(What to produce)
The records below must be retyped exactly.

(Stored data)
◆ ◆ ◆ ◆

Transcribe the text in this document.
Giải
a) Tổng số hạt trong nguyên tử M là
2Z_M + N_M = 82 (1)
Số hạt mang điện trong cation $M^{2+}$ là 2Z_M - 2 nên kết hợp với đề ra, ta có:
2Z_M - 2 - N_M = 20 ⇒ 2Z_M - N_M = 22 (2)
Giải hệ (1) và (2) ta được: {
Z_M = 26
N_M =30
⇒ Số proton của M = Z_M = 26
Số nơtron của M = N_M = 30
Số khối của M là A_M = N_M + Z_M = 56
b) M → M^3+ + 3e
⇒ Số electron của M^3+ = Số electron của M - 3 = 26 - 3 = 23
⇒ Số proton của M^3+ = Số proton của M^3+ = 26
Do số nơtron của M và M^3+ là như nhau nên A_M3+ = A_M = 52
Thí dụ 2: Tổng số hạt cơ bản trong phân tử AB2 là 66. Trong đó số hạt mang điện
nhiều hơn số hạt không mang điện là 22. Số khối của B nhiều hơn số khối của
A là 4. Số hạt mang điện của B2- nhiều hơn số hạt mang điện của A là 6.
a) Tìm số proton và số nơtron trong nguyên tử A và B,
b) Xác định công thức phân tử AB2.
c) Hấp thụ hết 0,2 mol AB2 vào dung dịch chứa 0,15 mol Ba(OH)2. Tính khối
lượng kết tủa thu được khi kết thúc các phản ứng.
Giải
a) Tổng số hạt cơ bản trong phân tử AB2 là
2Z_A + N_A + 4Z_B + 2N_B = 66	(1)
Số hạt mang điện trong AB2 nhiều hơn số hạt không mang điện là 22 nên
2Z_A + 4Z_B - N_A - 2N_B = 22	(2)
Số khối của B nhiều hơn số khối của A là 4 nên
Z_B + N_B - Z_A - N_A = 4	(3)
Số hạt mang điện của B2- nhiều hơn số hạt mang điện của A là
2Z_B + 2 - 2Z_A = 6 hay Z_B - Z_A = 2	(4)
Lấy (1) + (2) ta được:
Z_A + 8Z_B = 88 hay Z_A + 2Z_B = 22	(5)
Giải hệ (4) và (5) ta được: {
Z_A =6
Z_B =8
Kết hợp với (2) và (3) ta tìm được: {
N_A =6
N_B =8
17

◆ ◆ ◆ ◆

(Answer to this problem)
Transcribe the text in this document.
Giải
a) Tổng số hạt trong nguyên tử M là
2Z_M + N_M = 82 (1)
Số hạt mang điện trong cation $M^{2+}$ là 2Z_M - 2 nên kết hợp với đề ra, ta có:
2Z_M - 2 - N_M = 20 ⇒ 2Z_M - N_M = 22 (2)
Giải hệ (1) và (2) ta được: {
Z_M = 26
N_M =30
⇒ Số proton của M = Z_M = 26
Số nơtron của M = N_M = 30
Số khối của M là A_M = N_M + Z_M = 56
b) M → M^3+ + 3e
⇒ Số electron của M^3+ = Số electron của M - 3 = 26 - 3 = 23
⇒ Số proton của M^3+ = Số proton của M^3+ = 26
Do số nơtron của M và M^3+ là như nhau nên A_M3+ = A_M = 52
Thí dụ 2: Tổng số hạt cơ bản trong phân tử AB2 là 66. Trong đó số hạt mang điện
nhiều hơn số hạt không mang điện là 22. Số khối của B nhiều hơn số khối của
A là 4. Số hạt mang điện của B2- nhiều hơn số hạt mang điện của A là 6.
a) Tìm số proton và số nơtron trong nguyên tử A và B,
b) Xác định công thức phân tử AB2.
c) Hấp thụ hết 0,2 mol AB2 vào dung dịch chứa 0,15 mol Ba(OH)2. Tính khối
lượng kết tủa thu được khi kết thúc các phản ứng.
Giải
a) Tổng số hạt cơ bản trong phân tử AB2 là
2Z_A + N_A + 4Z_B + 2N_B = 66	(1)
Số hạt mang điện trong AB2 nhiều hơn số hạt không mang điện là 22 nên
2Z_A + 4Z_B - N_A - 2N_B = 22	(2)
Số khối của B nhiều hơn số khối của A là 4 nên
Z_B + N_B - Z_A - N_A = 4	(3)
Số hạt mang điện của B2- nhiều hơn số hạt mang điện của A là
2Z_B + 2 - 2Z_A = 6 hay Z_B - Z_A = 2	(4)
Lấy (1) + (2) ta được:
Z_A + 8Z_B = 88 hay Z_A + 2Z_B = 22	(5)
Giải hệ (4) và (5) ta được: {
Z_A =6
Z_B =8
Kết hợp với (2) và (3) ta tìm được: {
N_A =6
N_B =8
17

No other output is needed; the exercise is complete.